## Activity
Give every line of the data again, unchanged, but with no pictures.

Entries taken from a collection
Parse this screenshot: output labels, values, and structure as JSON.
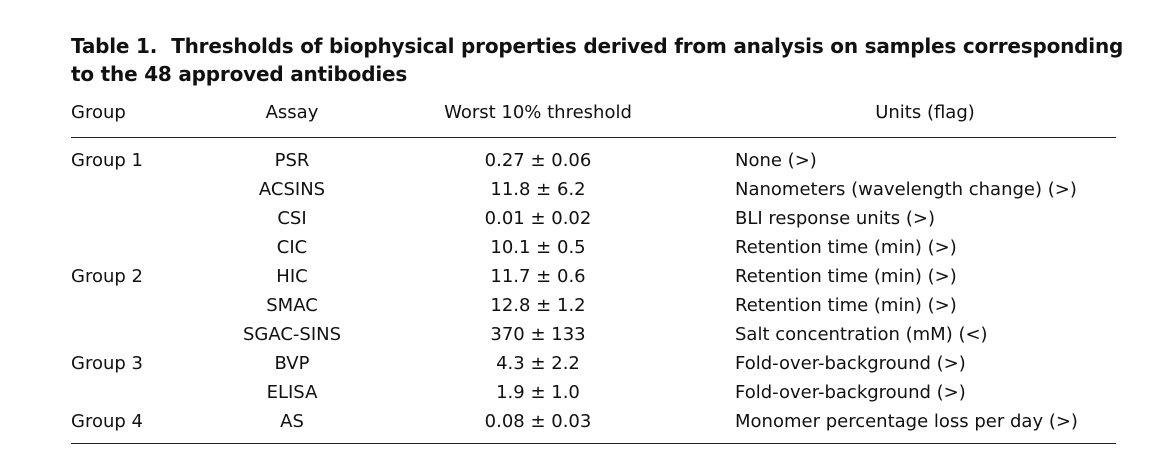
{
  "table": {
    "label": "Table 1.",
    "title": "Thresholds of biophysical properties derived from analysis on samples corresponding to the 48 approved antibodies",
    "columns": [
      "Group",
      "Assay",
      "Worst 10% threshold",
      "Units (flag)"
    ],
    "rows": [
      {
        "group": "Group 1",
        "assay": "PSR",
        "threshold": "0.27 ± 0.06",
        "units": "None (>)"
      },
      {
        "group": "",
        "assay": "ACSINS",
        "threshold": "11.8 ± 6.2",
        "units": "Nanometers (wavelength change) (>)"
      },
      {
        "group": "",
        "assay": "CSI",
        "threshold": "0.01 ± 0.02",
        "units": "BLI response units (>)"
      },
      {
        "group": "",
        "assay": "CIC",
        "threshold": "10.1 ± 0.5",
        "units": "Retention time (min) (>)"
      },
      {
        "group": "Group 2",
        "assay": "HIC",
        "threshold": "11.7 ± 0.6",
        "units": "Retention time (min) (>)"
      },
      {
        "group": "",
        "assay": "SMAC",
        "threshold": "12.8 ± 1.2",
        "units": "Retention time (min) (>)"
      },
      {
        "group": "",
        "assay": "SGAC-SINS",
        "threshold": "370 ± 133",
        "units": "Salt concentration (mM) (<)"
      },
      {
        "group": "Group 3",
        "assay": "BVP",
        "threshold": "4.3 ± 2.2",
        "units": "Fold-over-background (>)"
      },
      {
        "group": "",
        "assay": "ELISA",
        "threshold": "1.9 ± 1.0",
        "units": "Fold-over-background (>)"
      },
      {
        "group": "Group 4",
        "assay": "AS",
        "threshold": "0.08 ± 0.03",
        "units": "Monomer percentage loss per day (>)"
      }
    ]
  }
}
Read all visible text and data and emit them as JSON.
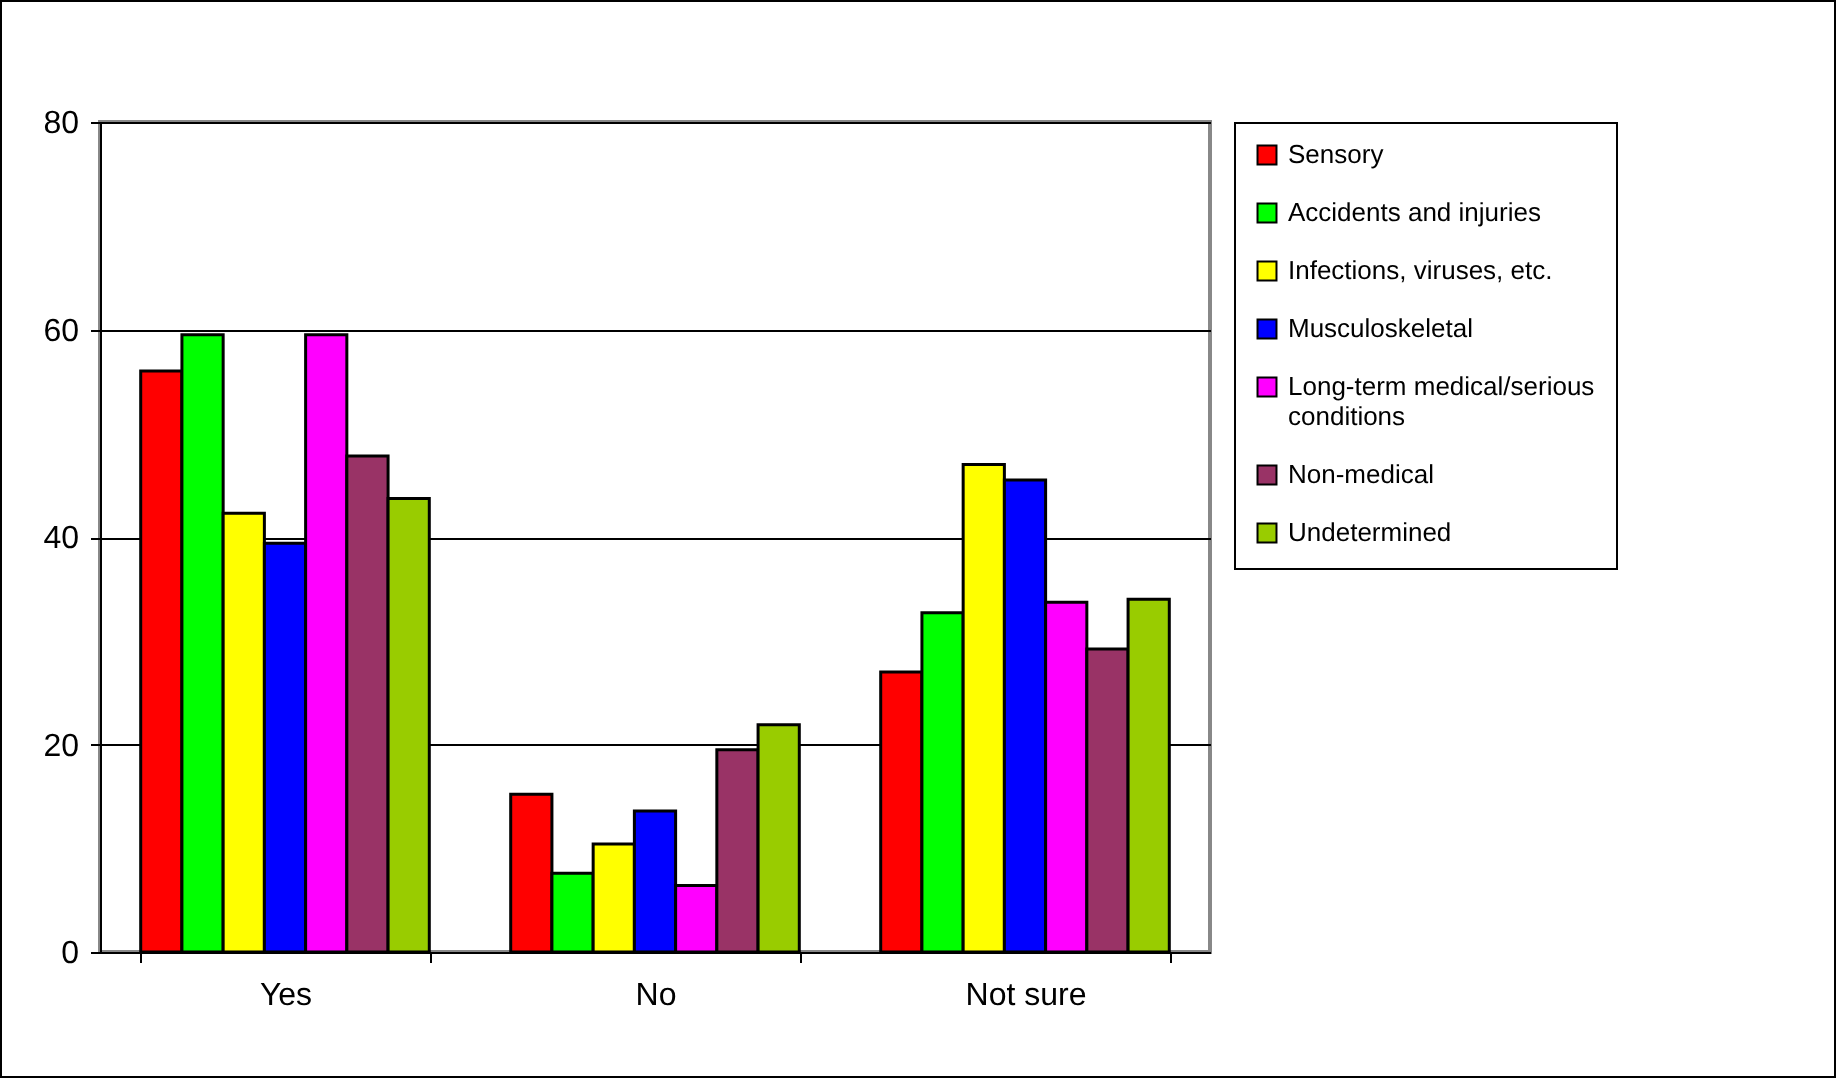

## Worked solution
Parse this screenshot: output labels, values, and structure as JSON.
{
  "table": {
    "label": "Table 1.",
    "title": "Thresholds of biophysical properties derived from analysis on samples corresponding to the 48 approved antibodies",
    "columns": [
      "Group",
      "Assay",
      "Worst 10% threshold",
      "Units (flag)"
    ],
    "rows": [
      {
        "group": "Group 1",
        "assay": "PSR",
        "threshold": "0.27 ± 0.06",
        "units": "None (>)"
      },
      {
        "group": "",
        "assay": "ACSINS",
        "threshold": "11.8 ± 6.2",
        "units": "Nanometers (wavelength change) (>)"
      },
      {
        "group": "",
        "assay": "CSI",
        "threshold": "0.01 ± 0.02",
        "units": "BLI response units (>)"
      },
      {
        "group": "",
        "assay": "CIC",
        "threshold": "10.1 ± 0.5",
        "units": "Retention time (min) (>)"
      },
      {
        "group": "Group 2",
        "assay": "HIC",
        "threshold": "11.7 ± 0.6",
        "units": "Retention time (min) (>)"
      },
      {
        "group": "",
        "assay": "SMAC",
        "threshold": "12.8 ± 1.2",
        "units": "Retention time (min) (>)"
      },
      {
        "group": "",
        "assay": "SGAC-SINS",
        "threshold": "370 ± 133",
        "units": "Salt concentration (mM) (<)"
      },
      {
        "group": "Group 3",
        "assay": "BVP",
        "threshold": "4.3 ± 2.2",
        "units": "Fold-over-background (>)"
      },
      {
        "group": "",
        "assay": "ELISA",
        "threshold": "1.9 ± 1.0",
        "units": "Fold-over-background (>)"
      },
      {
        "group": "Group 4",
        "assay": "AS",
        "threshold": "0.08 ± 0.03",
        "units": "Monomer percentage loss per day (>)"
      }
    ]
  }
}
Read all visible text and data and emit them as JSON.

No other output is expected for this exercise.